* **Challenge**
Give every line back verbatim, dropping all images.
# Start of Material
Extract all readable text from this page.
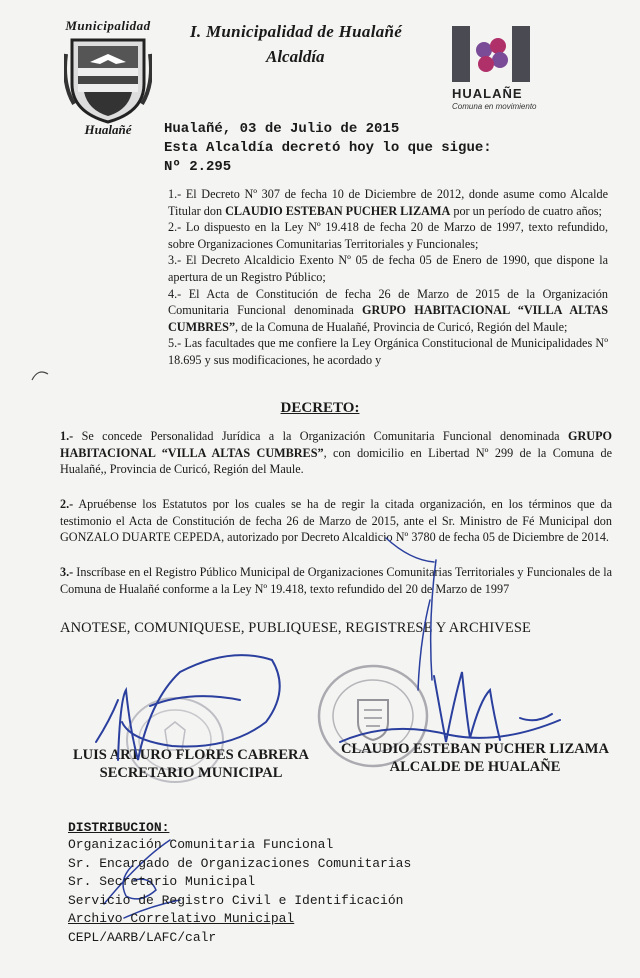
Municipalidad
Hualañé
I. Municipalidad de Hualañé
Alcaldía
HUALAÑE
Comuna en movimiento
Hualañé, 03 de Julio de 2015
Esta Alcaldía decretó hoy lo que sigue:
Nº 2.295

1.- El Decreto Nº 307 de fecha 10 de Diciembre de 2012, donde asume como Alcalde Titular don CLAUDIO ESTEBAN PUCHER LIZAMA por un período de cuatro años;

2.- Lo dispuesto en la Ley Nº 19.418 de fecha 20 de Marzo de 1997, texto refundido, sobre Organizaciones Comunitarias Territoriales y Funcionales;

3.- El Decreto Alcaldicio Exento Nº 05 de fecha 05 de Enero de 1990, que dispone la apertura de un Registro Público;

4.- El Acta de Constitución de fecha 26 de Marzo de 2015 de la Organización Comunitaria Funcional denominada GRUPO HABITACIONAL “VILLA ALTAS CUMBRES”, de la Comuna de Hualañé, Provincia de Curicó, Región del Maule;

5.- Las facultades que me confiere la Ley Orgánica Constitucional de Municipalidades Nº 18.695 y sus modificaciones, he acordado y

DECRETO:
1.- Se concede Personalidad Jurídica a la Organización Comunitaria Funcional denominada GRUPO HABITACIONAL “VILLA ALTAS CUMBRES”, con domicilio en Libertad Nº 299 de la Comuna de Hualañé,, Provincia de Curicó, Región del Maule.
2.- Apruébense los Estatutos por los cuales se ha de regir la citada organización, en los términos que da testimonio el Acta de Constitución de fecha 26 de Marzo de 2015, ante el Sr. Ministro de Fé Municipal don GONZALO DUARTE CEPEDA, autorizado por Decreto Alcaldicio Nº 3780 de fecha 05 de Diciembre de 2014.
3.- Inscríbase en el Registro Público Municipal de Organizaciones Comunitarias Territoriales y Funcionales de la Comuna de Hualañé conforme a la Ley Nº 19.418, texto refundido del 20 de Marzo de 1997
ANOTESE, COMUNIQUESE, PUBLIQUESE, REGISTRESE Y ARCHIVESE
LUIS ARTURO FLORES CABRERA
SECRETARIO MUNICIPAL
CLAUDIO ESTEBAN PUCHER LIZAMA
ALCALDE DE HUALAÑE
DISTRIBUCION:
Organización Comunitaria Funcional
Sr. Encargado de Organizaciones Comunitarias
Sr. Secretario Municipal
Servicio de Registro Civil e Identificación
Archivo Correlativo Municipal
CEPL/AARB/LAFC/calr
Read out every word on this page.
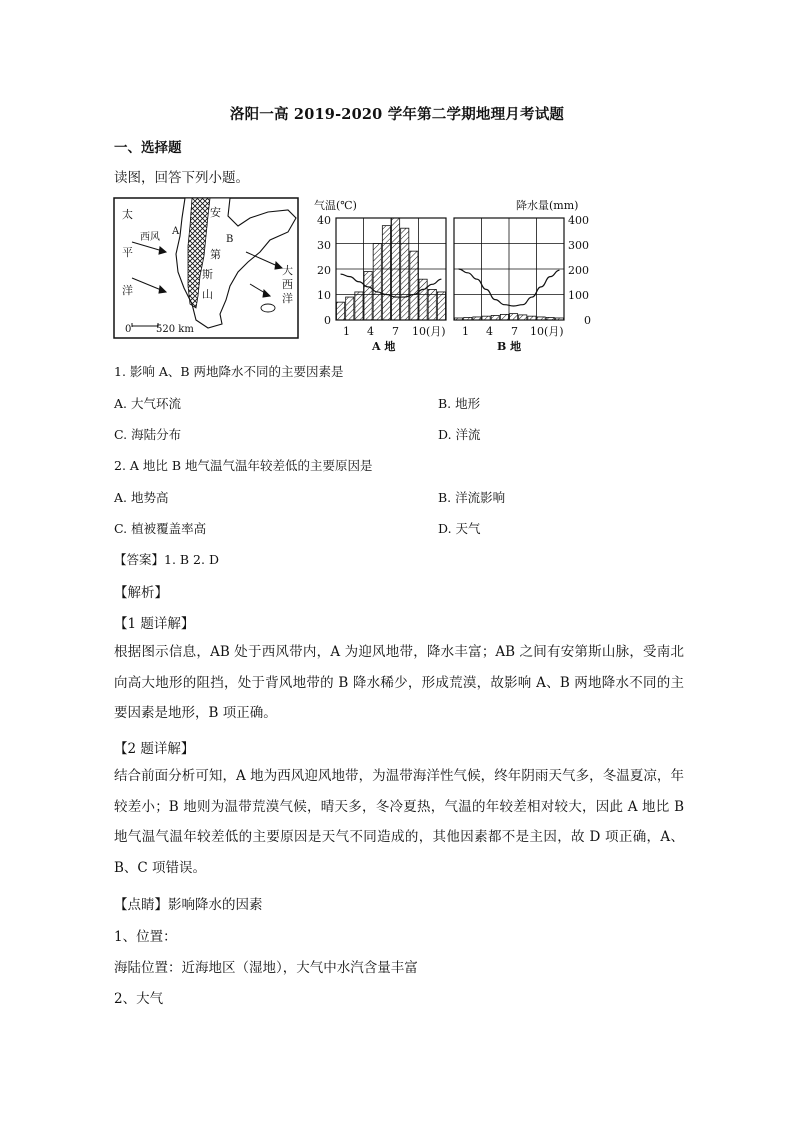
洛阳一高 2019-2020 学年第二学期地理月考试题
一、选择题
读图，回答下列小题。
太
平
洋
西风
A
B
安
第
斯
山
大
西
洋
0 520 km
气温(℃)
40
30
20
10
0
1 4 7 10(月)
A 地
降水量(mm)
400
300
200
100
0
1 4 7 10(月)
B 地
1. 影响 A、B 两地降水不同的主要因素是
A. 大气环流	B. 地形
C. 海陆分布	D. 洋流
2. A 地比 B 地气温气温年较差低的主要原因是
A. 地势高	B. 洋流影响
C. 植被覆盖率高	D. 天气
【答案】1. B 2. D
【解析】
【1 题详解】
根据图示信息，AB 处于西风带内，A 为迎风地带，降水丰富；AB 之间有安第斯山脉，受南北向高大地形的阻挡，处于背风地带的 B 降水稀少，形成荒漠，故影响 A、B 两地降水不同的主要因素是地形，B 项正确。
【2 题详解】
结合前面分析可知，A 地为西风迎风地带，为温带海洋性气候，终年阴雨天气多，冬温夏凉，年较差小；B 地则为温带荒漠气候，晴天多，冬冷夏热，气温的年较差相对较大，因此 A 地比 B 地气温气温年较差低的主要原因是天气不同造成的，其他因素都不是主因，故 D 项正确，A、B、C 项错误。
【点睛】影响降水的因素
1、位置：
海陆位置：近海地区（湿地），大气中水汽含量丰富
2、大气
# End of Material
* **Expected answer**
Extract all readable text from this page.
Municipalidad
Hualañé
I. Municipalidad de Hualañé
Alcaldía
HUALAÑE
Comuna en movimiento
Hualañé, 03 de Julio de 2015
Esta Alcaldía decretó hoy lo que sigue:
Nº 2.295

1.- El Decreto Nº 307 de fecha 10 de Diciembre de 2012, donde asume como Alcalde Titular don CLAUDIO ESTEBAN PUCHER LIZAMA por un período de cuatro años;

2.- Lo dispuesto en la Ley Nº 19.418 de fecha 20 de Marzo de 1997, texto refundido, sobre Organizaciones Comunitarias Territoriales y Funcionales;

3.- El Decreto Alcaldicio Exento Nº 05 de fecha 05 de Enero de 1990, que dispone la apertura de un Registro Público;

4.- El Acta de Constitución de fecha 26 de Marzo de 2015 de la Organización Comunitaria Funcional denominada GRUPO HABITACIONAL “VILLA ALTAS CUMBRES”, de la Comuna de Hualañé, Provincia de Curicó, Región del Maule;

5.- Las facultades que me confiere la Ley Orgánica Constitucional de Municipalidades Nº 18.695 y sus modificaciones, he acordado y

DECRETO:
1.- Se concede Personalidad Jurídica a la Organización Comunitaria Funcional denominada GRUPO HABITACIONAL “VILLA ALTAS CUMBRES”, con domicilio en Libertad Nº 299 de la Comuna de Hualañé,, Provincia de Curicó, Región del Maule.
2.- Apruébense los Estatutos por los cuales se ha de regir la citada organización, en los términos que da testimonio el Acta de Constitución de fecha 26 de Marzo de 2015, ante el Sr. Ministro de Fé Municipal don GONZALO DUARTE CEPEDA, autorizado por Decreto Alcaldicio Nº 3780 de fecha 05 de Diciembre de 2014.
3.- Inscríbase en el Registro Público Municipal de Organizaciones Comunitarias Territoriales y Funcionales de la Comuna de Hualañé conforme a la Ley Nº 19.418, texto refundido del 20 de Marzo de 1997
ANOTESE, COMUNIQUESE, PUBLIQUESE, REGISTRESE Y ARCHIVESE
LUIS ARTURO FLORES CABRERA
SECRETARIO MUNICIPAL
CLAUDIO ESTEBAN PUCHER LIZAMA
ALCALDE DE HUALAÑE
DISTRIBUCION:
Organización Comunitaria Funcional
Sr. Encargado de Organizaciones Comunitarias
Sr. Secretario Municipal
Servicio de Registro Civil e Identificación
Archivo Correlativo Municipal
CEPL/AARB/LAFC/calr
Read out every word on this page.
洛阳一高 2019-2020 学年第二学期地理月考试题
一、选择题
读图，回答下列小题。
太
平
洋
西风
A
B
安
第
斯
山
大
西
洋
0 520 km
气温(℃)
40
30
20
10
0
1 4 7 10(月)
A 地
降水量(mm)
400
300
200
100
0
1 4 7 10(月)
B 地
1. 影响 A、B 两地降水不同的主要因素是
A. 大气环流	B. 地形
C. 海陆分布	D. 洋流
2. A 地比 B 地气温气温年较差低的主要原因是
A. 地势高	B. 洋流影响
C. 植被覆盖率高	D. 天气
【答案】1. B 2. D
【解析】
【1 题详解】
根据图示信息，AB 处于西风带内，A 为迎风地带，降水丰富；AB 之间有安第斯山脉，受南北向高大地形的阻挡，处于背风地带的 B 降水稀少，形成荒漠，故影响 A、B 两地降水不同的主要因素是地形，B 项正确。
【2 题详解】
结合前面分析可知，A 地为西风迎风地带，为温带海洋性气候，终年阴雨天气多，冬温夏凉，年较差小；B 地则为温带荒漠气候，晴天多，冬冷夏热，气温的年较差相对较大，因此 A 地比 B 地气温气温年较差低的主要原因是天气不同造成的，其他因素都不是主因，故 D 项正确，A、B、C 项错误。
【点睛】影响降水的因素
1、位置：
海陆位置：近海地区（湿地），大气中水汽含量丰富
2、大气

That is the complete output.